*Work to complete*:
Entries follow. Set all of them down as they stand.

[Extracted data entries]
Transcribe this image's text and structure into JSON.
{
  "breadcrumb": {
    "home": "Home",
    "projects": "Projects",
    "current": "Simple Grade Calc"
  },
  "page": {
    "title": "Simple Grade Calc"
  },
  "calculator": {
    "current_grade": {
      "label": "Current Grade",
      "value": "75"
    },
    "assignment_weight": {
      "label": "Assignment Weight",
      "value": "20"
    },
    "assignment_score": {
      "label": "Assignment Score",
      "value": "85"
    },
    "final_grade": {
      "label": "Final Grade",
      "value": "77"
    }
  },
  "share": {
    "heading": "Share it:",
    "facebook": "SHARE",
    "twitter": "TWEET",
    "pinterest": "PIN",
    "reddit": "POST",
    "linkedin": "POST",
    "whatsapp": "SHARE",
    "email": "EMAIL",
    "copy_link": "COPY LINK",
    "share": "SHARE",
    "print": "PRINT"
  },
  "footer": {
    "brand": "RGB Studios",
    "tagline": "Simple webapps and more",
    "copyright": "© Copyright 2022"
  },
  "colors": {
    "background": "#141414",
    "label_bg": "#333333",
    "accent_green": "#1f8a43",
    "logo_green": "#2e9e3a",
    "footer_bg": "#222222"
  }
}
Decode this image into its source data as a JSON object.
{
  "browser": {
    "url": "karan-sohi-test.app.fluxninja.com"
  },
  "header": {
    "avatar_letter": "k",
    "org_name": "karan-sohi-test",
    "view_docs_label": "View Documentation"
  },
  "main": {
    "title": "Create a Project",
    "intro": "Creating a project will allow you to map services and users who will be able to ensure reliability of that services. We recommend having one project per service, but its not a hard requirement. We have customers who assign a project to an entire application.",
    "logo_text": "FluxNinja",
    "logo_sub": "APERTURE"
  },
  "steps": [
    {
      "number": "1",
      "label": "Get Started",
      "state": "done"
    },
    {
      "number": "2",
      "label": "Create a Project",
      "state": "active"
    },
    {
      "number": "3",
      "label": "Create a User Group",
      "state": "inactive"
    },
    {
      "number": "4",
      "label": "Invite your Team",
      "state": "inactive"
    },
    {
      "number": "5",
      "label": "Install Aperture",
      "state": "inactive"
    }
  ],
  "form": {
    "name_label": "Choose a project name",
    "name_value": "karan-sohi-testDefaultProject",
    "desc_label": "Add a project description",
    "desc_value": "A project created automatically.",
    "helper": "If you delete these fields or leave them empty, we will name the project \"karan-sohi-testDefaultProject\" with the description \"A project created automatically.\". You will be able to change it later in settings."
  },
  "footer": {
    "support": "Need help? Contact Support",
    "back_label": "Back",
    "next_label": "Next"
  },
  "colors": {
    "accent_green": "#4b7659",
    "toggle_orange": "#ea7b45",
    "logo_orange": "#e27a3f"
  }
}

*Answer to this task*:
Transcribe this image's text and structure into JSON.
{
  "breadcrumb": {
    "home": "Home",
    "projects": "Projects",
    "current": "Simple Grade Calc"
  },
  "page": {
    "title": "Simple Grade Calc"
  },
  "calculator": {
    "current_grade": {
      "label": "Current Grade",
      "value": "75"
    },
    "assignment_weight": {
      "label": "Assignment Weight",
      "value": "20"
    },
    "assignment_score": {
      "label": "Assignment Score",
      "value": "85"
    },
    "final_grade": {
      "label": "Final Grade",
      "value": "77"
    }
  },
  "share": {
    "heading": "Share it:",
    "facebook": "SHARE",
    "twitter": "TWEET",
    "pinterest": "PIN",
    "reddit": "POST",
    "linkedin": "POST",
    "whatsapp": "SHARE",
    "email": "EMAIL",
    "copy_link": "COPY LINK",
    "share": "SHARE",
    "print": "PRINT"
  },
  "footer": {
    "brand": "RGB Studios",
    "tagline": "Simple webapps and more",
    "copyright": "© Copyright 2022"
  },
  "colors": {
    "background": "#141414",
    "label_bg": "#333333",
    "accent_green": "#1f8a43",
    "logo_green": "#2e9e3a",
    "footer_bg": "#222222"
  }
}
Decode this image into its source data as a JSON object.
{
  "browser": {
    "url": "karan-sohi-test.app.fluxninja.com"
  },
  "header": {
    "avatar_letter": "k",
    "org_name": "karan-sohi-test",
    "view_docs_label": "View Documentation"
  },
  "main": {
    "title": "Create a Project",
    "intro": "Creating a project will allow you to map services and users who will be able to ensure reliability of that services. We recommend having one project per service, but its not a hard requirement. We have customers who assign a project to an entire application.",
    "logo_text": "FluxNinja",
    "logo_sub": "APERTURE"
  },
  "steps": [
    {
      "number": "1",
      "label": "Get Started",
      "state": "done"
    },
    {
      "number": "2",
      "label": "Create a Project",
      "state": "active"
    },
    {
      "number": "3",
      "label": "Create a User Group",
      "state": "inactive"
    },
    {
      "number": "4",
      "label": "Invite your Team",
      "state": "inactive"
    },
    {
      "number": "5",
      "label": "Install Aperture",
      "state": "inactive"
    }
  ],
  "form": {
    "name_label": "Choose a project name",
    "name_value": "karan-sohi-testDefaultProject",
    "desc_label": "Add a project description",
    "desc_value": "A project created automatically.",
    "helper": "If you delete these fields or leave them empty, we will name the project \"karan-sohi-testDefaultProject\" with the description \"A project created automatically.\". You will be able to change it later in settings."
  },
  "footer": {
    "support": "Need help? Contact Support",
    "back_label": "Back",
    "next_label": "Next"
  },
  "colors": {
    "accent_green": "#4b7659",
    "toggle_orange": "#ea7b45",
    "logo_orange": "#e27a3f"
  }
}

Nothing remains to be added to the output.